**Task to carry out**
Write back every line of the listing exactly, excluding images.

**Extracted data**
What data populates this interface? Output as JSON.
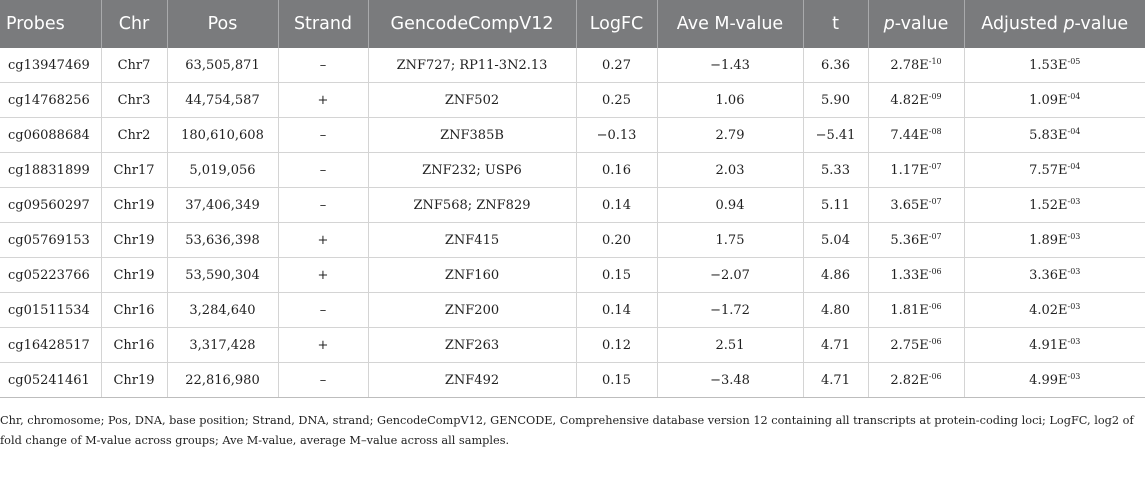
{
  "headers": [
    "Probes",
    "Chr",
    "Pos",
    "Strand",
    "GencodeCompV12",
    "LogFC",
    "Ave M-value",
    "t",
    "p",
    "-value",
    "Adjusted ",
    "p",
    "-value"
  ],
  "rows": [
    {
      "probe": "cg13947469",
      "chr": "Chr7",
      "pos": "63,505,871",
      "strand": "–",
      "gene": "ZNF727; RP11-3N2.13",
      "logfc": "0.27",
      "avem": "−1.43",
      "t": "6.36",
      "p_base": "2.78E",
      "p_exp": "-10",
      "adj_base": "1.53E",
      "adj_exp": "-05"
    },
    {
      "probe": "cg14768256",
      "chr": "Chr3",
      "pos": "44,754,587",
      "strand": "+",
      "gene": "ZNF502",
      "logfc": "0.25",
      "avem": "1.06",
      "t": "5.90",
      "p_base": "4.82E",
      "p_exp": "-09",
      "adj_base": "1.09E",
      "adj_exp": "-04"
    },
    {
      "probe": "cg06088684",
      "chr": "Chr2",
      "pos": "180,610,608",
      "strand": "–",
      "gene": "ZNF385B",
      "logfc": "−0.13",
      "avem": "2.79",
      "t": "−5.41",
      "p_base": "7.44E",
      "p_exp": "-08",
      "adj_base": "5.83E",
      "adj_exp": "-04"
    },
    {
      "probe": "cg18831899",
      "chr": "Chr17",
      "pos": "5,019,056",
      "strand": "–",
      "gene": "ZNF232; USP6",
      "logfc": "0.16",
      "avem": "2.03",
      "t": "5.33",
      "p_base": "1.17E",
      "p_exp": "-07",
      "adj_base": "7.57E",
      "adj_exp": "-04"
    },
    {
      "probe": "cg09560297",
      "chr": "Chr19",
      "pos": "37,406,349",
      "strand": "–",
      "gene": "ZNF568; ZNF829",
      "logfc": "0.14",
      "avem": "0.94",
      "t": "5.11",
      "p_base": "3.65E",
      "p_exp": "-07",
      "adj_base": "1.52E",
      "adj_exp": "-03"
    },
    {
      "probe": "cg05769153",
      "chr": "Chr19",
      "pos": "53,636,398",
      "strand": "+",
      "gene": "ZNF415",
      "logfc": "0.20",
      "avem": "1.75",
      "t": "5.04",
      "p_base": "5.36E",
      "p_exp": "-07",
      "adj_base": "1.89E",
      "adj_exp": "-03"
    },
    {
      "probe": "cg05223766",
      "chr": "Chr19",
      "pos": "53,590,304",
      "strand": "+",
      "gene": "ZNF160",
      "logfc": "0.15",
      "avem": "−2.07",
      "t": "4.86",
      "p_base": "1.33E",
      "p_exp": "-06",
      "adj_base": "3.36E",
      "adj_exp": "-03"
    },
    {
      "probe": "cg01511534",
      "chr": "Chr16",
      "pos": "3,284,640",
      "strand": "–",
      "gene": "ZNF200",
      "logfc": "0.14",
      "avem": "−1.72",
      "t": "4.80",
      "p_base": "1.81E",
      "p_exp": "-06",
      "adj_base": "4.02E",
      "adj_exp": "-03"
    },
    {
      "probe": "cg16428517",
      "chr": "Chr16",
      "pos": "3,317,428",
      "strand": "+",
      "gene": "ZNF263",
      "logfc": "0.12",
      "avem": "2.51",
      "t": "4.71",
      "p_base": "2.75E",
      "p_exp": "-06",
      "adj_base": "4.91E",
      "adj_exp": "-03"
    },
    {
      "probe": "cg05241461",
      "chr": "Chr19",
      "pos": "22,816,980",
      "strand": "–",
      "gene": "ZNF492",
      "logfc": "0.15",
      "avem": "−3.48",
      "t": "4.71",
      "p_base": "2.82E",
      "p_exp": "-06",
      "adj_base": "4.99E",
      "adj_exp": "-03"
    }
  ],
  "footnote": "Chr, chromosome; Pos, DNA, base position; Strand, DNA, strand; GencodeCompV12, GENCODE, Comprehensive database version 12 containing all transcripts at protein-coding loci; LogFC, log2 of fold change of M-value across groups; Ave M-value, average M–value across all samples.",
  "colors": {
    "header_bg": "#7a7b7d",
    "header_text": "#ffffff",
    "grid": "#d4d4d4"
  }
}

**Solution to the exercise**
What data populates this interface? Output as JSON.
{
  "headers": [
    "Probes",
    "Chr",
    "Pos",
    "Strand",
    "GencodeCompV12",
    "LogFC",
    "Ave M-value",
    "t",
    "p",
    "-value",
    "Adjusted ",
    "p",
    "-value"
  ],
  "rows": [
    {
      "probe": "cg13947469",
      "chr": "Chr7",
      "pos": "63,505,871",
      "strand": "–",
      "gene": "ZNF727; RP11-3N2.13",
      "logfc": "0.27",
      "avem": "−1.43",
      "t": "6.36",
      "p_base": "2.78E",
      "p_exp": "-10",
      "adj_base": "1.53E",
      "adj_exp": "-05"
    },
    {
      "probe": "cg14768256",
      "chr": "Chr3",
      "pos": "44,754,587",
      "strand": "+",
      "gene": "ZNF502",
      "logfc": "0.25",
      "avem": "1.06",
      "t": "5.90",
      "p_base": "4.82E",
      "p_exp": "-09",
      "adj_base": "1.09E",
      "adj_exp": "-04"
    },
    {
      "probe": "cg06088684",
      "chr": "Chr2",
      "pos": "180,610,608",
      "strand": "–",
      "gene": "ZNF385B",
      "logfc": "−0.13",
      "avem": "2.79",
      "t": "−5.41",
      "p_base": "7.44E",
      "p_exp": "-08",
      "adj_base": "5.83E",
      "adj_exp": "-04"
    },
    {
      "probe": "cg18831899",
      "chr": "Chr17",
      "pos": "5,019,056",
      "strand": "–",
      "gene": "ZNF232; USP6",
      "logfc": "0.16",
      "avem": "2.03",
      "t": "5.33",
      "p_base": "1.17E",
      "p_exp": "-07",
      "adj_base": "7.57E",
      "adj_exp": "-04"
    },
    {
      "probe": "cg09560297",
      "chr": "Chr19",
      "pos": "37,406,349",
      "strand": "–",
      "gene": "ZNF568; ZNF829",
      "logfc": "0.14",
      "avem": "0.94",
      "t": "5.11",
      "p_base": "3.65E",
      "p_exp": "-07",
      "adj_base": "1.52E",
      "adj_exp": "-03"
    },
    {
      "probe": "cg05769153",
      "chr": "Chr19",
      "pos": "53,636,398",
      "strand": "+",
      "gene": "ZNF415",
      "logfc": "0.20",
      "avem": "1.75",
      "t": "5.04",
      "p_base": "5.36E",
      "p_exp": "-07",
      "adj_base": "1.89E",
      "adj_exp": "-03"
    },
    {
      "probe": "cg05223766",
      "chr": "Chr19",
      "pos": "53,590,304",
      "strand": "+",
      "gene": "ZNF160",
      "logfc": "0.15",
      "avem": "−2.07",
      "t": "4.86",
      "p_base": "1.33E",
      "p_exp": "-06",
      "adj_base": "3.36E",
      "adj_exp": "-03"
    },
    {
      "probe": "cg01511534",
      "chr": "Chr16",
      "pos": "3,284,640",
      "strand": "–",
      "gene": "ZNF200",
      "logfc": "0.14",
      "avem": "−1.72",
      "t": "4.80",
      "p_base": "1.81E",
      "p_exp": "-06",
      "adj_base": "4.02E",
      "adj_exp": "-03"
    },
    {
      "probe": "cg16428517",
      "chr": "Chr16",
      "pos": "3,317,428",
      "strand": "+",
      "gene": "ZNF263",
      "logfc": "0.12",
      "avem": "2.51",
      "t": "4.71",
      "p_base": "2.75E",
      "p_exp": "-06",
      "adj_base": "4.91E",
      "adj_exp": "-03"
    },
    {
      "probe": "cg05241461",
      "chr": "Chr19",
      "pos": "22,816,980",
      "strand": "–",
      "gene": "ZNF492",
      "logfc": "0.15",
      "avem": "−3.48",
      "t": "4.71",
      "p_base": "2.82E",
      "p_exp": "-06",
      "adj_base": "4.99E",
      "adj_exp": "-03"
    }
  ],
  "footnote": "Chr, chromosome; Pos, DNA, base position; Strand, DNA, strand; GencodeCompV12, GENCODE, Comprehensive database version 12 containing all transcripts at protein-coding loci; LogFC, log2 of fold change of M-value across groups; Ave M-value, average M–value across all samples.",
  "colors": {
    "header_bg": "#7a7b7d",
    "header_text": "#ffffff",
    "grid": "#d4d4d4"
  }
}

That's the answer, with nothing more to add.